YOUR INSTRUCTIONS: Return the lines between the one containing "y-tick-label: 0.00: [31, 278, 51, 290]" and the one containing "bar: [324, 264, 376, 284]", inclusive, reproducing them character for character. Give only those lines.

>> Begin DATASET EXTRACT

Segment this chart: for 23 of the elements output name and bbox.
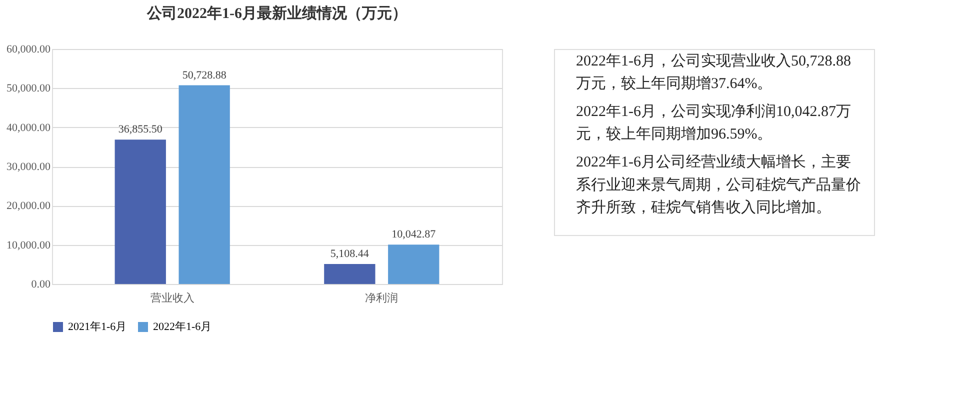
y-tick-label: 0.00: [31, 278, 51, 290]
y-tick-label: 60,000.00: [6, 44, 51, 56]
text: 2022年1-6月，公司实现净利润10,042.87万元，较上年同期增加96.59%。: [576, 103, 851, 143]
y-tick-label: 40,000.00: [6, 122, 51, 134]
y-tick-label: 50,000.00: [6, 82, 51, 95]
bar: [324, 264, 376, 284]
x-tick-label: 净利润: [365, 292, 398, 304]
data-label: 5,108.44: [330, 248, 370, 260]
data-label: 10,042.87: [392, 228, 436, 241]
y-tick-label: 30,000.00: [6, 161, 51, 173]
bar: [114, 140, 166, 284]
x-tick-label: 营业收入: [150, 292, 194, 304]
data-label: 50,728.88: [182, 69, 227, 82]
chart-title: 公司2022年1-6月最新业绩情况（万元）: [146, 4, 407, 22]
legend-label: 2022年1-6月: [153, 321, 212, 333]
text: 2022年1-6月，公司实现营业收入50,728.88万元，较上年同期增37.64%。: [576, 52, 851, 92]
y-tick-label: 10,000.00: [6, 239, 51, 252]
text: 2022年1-6月公司经营业绩大幅增长，主要系行业迎来景气周期，公司硅烷气产品量价齐升所致，硅烷气销售收入同比增加。: [576, 154, 861, 216]
bar: [388, 244, 440, 284]
legend-label: 2021年1-6月: [68, 321, 127, 333]
y-tick-label: 20,000.00: [6, 200, 51, 212]
data-label: 36,855.50: [118, 124, 163, 136]
bar: [178, 85, 230, 284]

>> End DATASET EXTRACT

THE OUTPUT:
y-tick-label: 0.00: [31, 278, 51, 290]
y-tick-label: 60,000.00: [6, 44, 51, 56]
text: 2022年1-6月，公司实现净利润10,042.87万元，较上年同期增加96.59%。: [576, 103, 851, 143]
y-tick-label: 40,000.00: [6, 122, 51, 134]
y-tick-label: 50,000.00: [6, 82, 51, 95]
bar: [324, 264, 376, 284]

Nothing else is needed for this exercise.